### Exercise details
Transcribe everything in the data word for word. Pictures are left out.

Dataset records:
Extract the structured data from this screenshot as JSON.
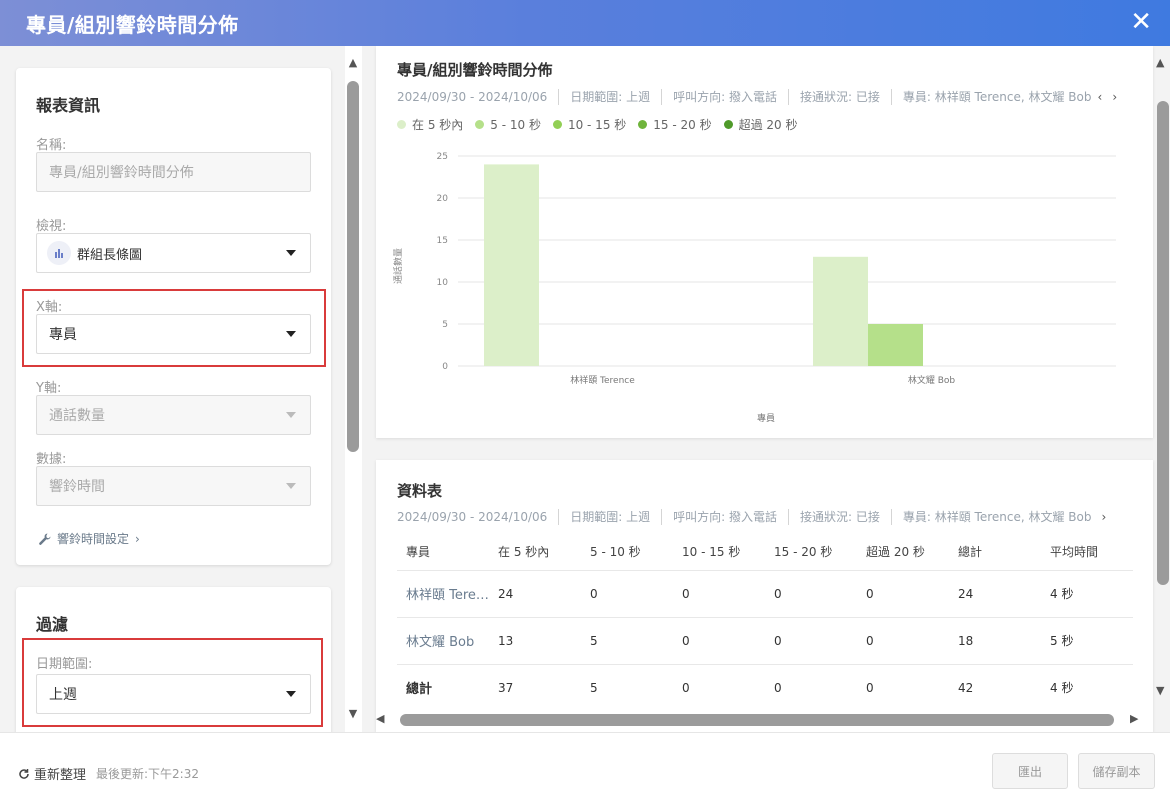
{
  "window": {
    "title": "專員/組別響鈴時間分佈",
    "close_glyph": "✕"
  },
  "report_info": {
    "title": "報表資訊",
    "name_label": "名稱:",
    "name_value": "專員/組別響鈴時間分佈",
    "view_label": "檢視:",
    "view_value": "群組長條圖",
    "xaxis_label": "X軸:",
    "xaxis_value": "專員",
    "yaxis_label": "Y軸:",
    "yaxis_value": "通話數量",
    "data_label": "數據:",
    "data_value": "響鈴時間",
    "ring_settings_link": "響鈴時間設定"
  },
  "filters": {
    "title": "過濾",
    "date_range_label": "日期範圍:",
    "date_range_value": "上週"
  },
  "footer": {
    "refresh_label": "重新整理",
    "last_updated": "最後更新:下午2:32",
    "export_label": "匯出",
    "save_copy_label": "儲存副本"
  },
  "chart_card": {
    "title": "專員/組別響鈴時間分佈",
    "meta": [
      "2024/09/30 - 2024/10/06",
      "日期範圍: 上週",
      "呼叫方向: 撥入電話",
      "接通狀況: 已接",
      "專員: 林祥頤 Terence, 林文耀 Bob"
    ]
  },
  "table_card": {
    "title": "資料表",
    "meta": [
      "2024/09/30 - 2024/10/06",
      "日期範圍: 上週",
      "呼叫方向: 撥入電話",
      "接通狀況: 已接",
      "專員: 林祥頤 Terence, 林文耀 Bob"
    ],
    "headers": [
      "專員",
      "在 5 秒內",
      "5 - 10 秒",
      "10 - 15 秒",
      "15 - 20 秒",
      "超過 20 秒",
      "總計",
      "平均時間"
    ],
    "rows": [
      [
        "林祥頤 Terence",
        "24",
        "0",
        "0",
        "0",
        "0",
        "24",
        "4 秒"
      ],
      [
        "林文耀 Bob",
        "13",
        "5",
        "0",
        "0",
        "0",
        "18",
        "5 秒"
      ]
    ],
    "total": [
      "總計",
      "37",
      "5",
      "0",
      "0",
      "0",
      "42",
      "4 秒"
    ]
  },
  "chart_data": {
    "type": "bar",
    "categories": [
      "林祥頤 Terence",
      "林文耀 Bob"
    ],
    "series": [
      {
        "name": "在 5 秒內",
        "color": "#dcefc9",
        "values": [
          24,
          13
        ]
      },
      {
        "name": "5 - 10 秒",
        "color": "#b5e08a",
        "values": [
          0,
          5
        ]
      },
      {
        "name": "10 - 15 秒",
        "color": "#92cf55",
        "values": [
          0,
          0
        ]
      },
      {
        "name": "15 - 20 秒",
        "color": "#6fb43b",
        "values": [
          0,
          0
        ]
      },
      {
        "name": "超過 20 秒",
        "color": "#4f9a2a",
        "values": [
          0,
          0
        ]
      }
    ],
    "xlabel": "專員",
    "ylabel": "通話數量",
    "ylim": [
      0,
      25
    ],
    "yticks": [
      0,
      5,
      10,
      15,
      20,
      25
    ],
    "grid": true,
    "legend": "top-left"
  }
}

### Exercise answer
Extract the structured data from this screenshot as JSON.
{
  "window": {
    "title": "專員/組別響鈴時間分佈",
    "close_glyph": "✕"
  },
  "report_info": {
    "title": "報表資訊",
    "name_label": "名稱:",
    "name_value": "專員/組別響鈴時間分佈",
    "view_label": "檢視:",
    "view_value": "群組長條圖",
    "xaxis_label": "X軸:",
    "xaxis_value": "專員",
    "yaxis_label": "Y軸:",
    "yaxis_value": "通話數量",
    "data_label": "數據:",
    "data_value": "響鈴時間",
    "ring_settings_link": "響鈴時間設定"
  },
  "filters": {
    "title": "過濾",
    "date_range_label": "日期範圍:",
    "date_range_value": "上週"
  },
  "footer": {
    "refresh_label": "重新整理",
    "last_updated": "最後更新:下午2:32",
    "export_label": "匯出",
    "save_copy_label": "儲存副本"
  },
  "chart_card": {
    "title": "專員/組別響鈴時間分佈",
    "meta": [
      "2024/09/30 - 2024/10/06",
      "日期範圍: 上週",
      "呼叫方向: 撥入電話",
      "接通狀況: 已接",
      "專員: 林祥頤 Terence, 林文耀 Bob"
    ]
  },
  "table_card": {
    "title": "資料表",
    "meta": [
      "2024/09/30 - 2024/10/06",
      "日期範圍: 上週",
      "呼叫方向: 撥入電話",
      "接通狀況: 已接",
      "專員: 林祥頤 Terence, 林文耀 Bob"
    ],
    "headers": [
      "專員",
      "在 5 秒內",
      "5 - 10 秒",
      "10 - 15 秒",
      "15 - 20 秒",
      "超過 20 秒",
      "總計",
      "平均時間"
    ],
    "rows": [
      [
        "林祥頤 Terence",
        "24",
        "0",
        "0",
        "0",
        "0",
        "24",
        "4 秒"
      ],
      [
        "林文耀 Bob",
        "13",
        "5",
        "0",
        "0",
        "0",
        "18",
        "5 秒"
      ]
    ],
    "total": [
      "總計",
      "37",
      "5",
      "0",
      "0",
      "0",
      "42",
      "4 秒"
    ]
  },
  "chart_data": {
    "type": "bar",
    "categories": [
      "林祥頤 Terence",
      "林文耀 Bob"
    ],
    "series": [
      {
        "name": "在 5 秒內",
        "color": "#dcefc9",
        "values": [
          24,
          13
        ]
      },
      {
        "name": "5 - 10 秒",
        "color": "#b5e08a",
        "values": [
          0,
          5
        ]
      },
      {
        "name": "10 - 15 秒",
        "color": "#92cf55",
        "values": [
          0,
          0
        ]
      },
      {
        "name": "15 - 20 秒",
        "color": "#6fb43b",
        "values": [
          0,
          0
        ]
      },
      {
        "name": "超過 20 秒",
        "color": "#4f9a2a",
        "values": [
          0,
          0
        ]
      }
    ],
    "xlabel": "專員",
    "ylabel": "通話數量",
    "ylim": [
      0,
      25
    ],
    "yticks": [
      0,
      5,
      10,
      15,
      20,
      25
    ],
    "grid": true,
    "legend": "top-left"
  }
}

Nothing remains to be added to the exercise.